Do this:
Write every record out again exactly, and keep images out of it.

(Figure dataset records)
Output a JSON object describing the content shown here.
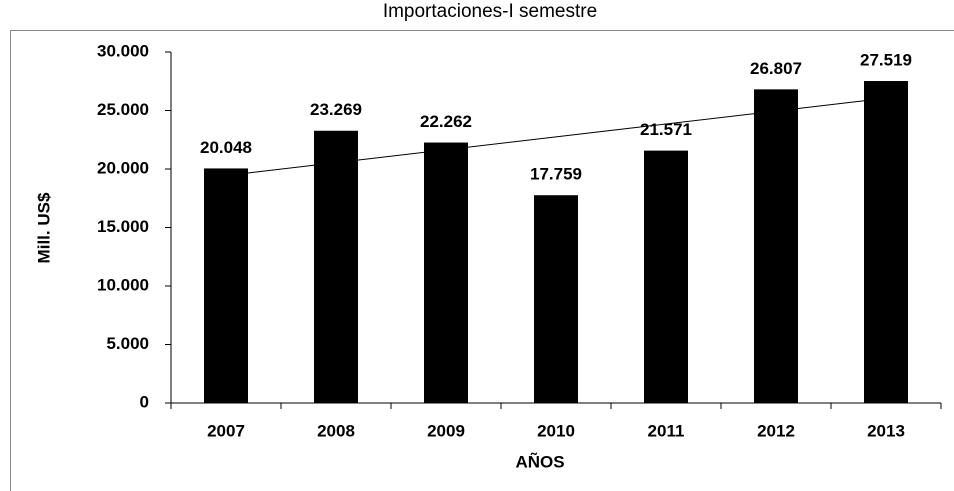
{
  "chart_data": {
    "type": "bar",
    "title": "Importaciones-I semestre",
    "x_label": "AÑOS",
    "y_label": "Mill. US$",
    "categories": [
      "2007",
      "2008",
      "2009",
      "2010",
      "2011",
      "2012",
      "2013"
    ],
    "values": [
      20048,
      23269,
      22262,
      17759,
      21571,
      26807,
      27519
    ],
    "value_labels": [
      "20.048",
      "23.269",
      "22.262",
      "17.759",
      "21.571",
      "26.807",
      "27.519"
    ],
    "color": "#000000",
    "ylim": [
      0,
      30000
    ],
    "yticks": [
      0,
      {
        "value": 5000,
        "label": "5.000"
      },
      {
        "value": 10000,
        "label": "10.000"
      },
      {
        "value": 15000,
        "label": "15.000"
      },
      {
        "value": 20000,
        "label": "20.000"
      },
      {
        "value": 25000,
        "label": "25.000"
      },
      {
        "value": 30000,
        "label": "30.000"
      }
    ],
    "grid": false,
    "trendline": true
  }
}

Complete response:
Output a JSON object describing the content shown here.
{
  "chart_data": {
    "type": "bar",
    "title": "Importaciones-I semestre",
    "x_label": "AÑOS",
    "y_label": "Mill. US$",
    "categories": [
      "2007",
      "2008",
      "2009",
      "2010",
      "2011",
      "2012",
      "2013"
    ],
    "values": [
      20048,
      23269,
      22262,
      17759,
      21571,
      26807,
      27519
    ],
    "value_labels": [
      "20.048",
      "23.269",
      "22.262",
      "17.759",
      "21.571",
      "26.807",
      "27.519"
    ],
    "color": "#000000",
    "ylim": [
      0,
      30000
    ],
    "yticks": [
      0,
      {
        "value": 5000,
        "label": "5.000"
      },
      {
        "value": 10000,
        "label": "10.000"
      },
      {
        "value": 15000,
        "label": "15.000"
      },
      {
        "value": 20000,
        "label": "20.000"
      },
      {
        "value": 25000,
        "label": "25.000"
      },
      {
        "value": 30000,
        "label": "30.000"
      }
    ],
    "grid": false,
    "trendline": true
  }
}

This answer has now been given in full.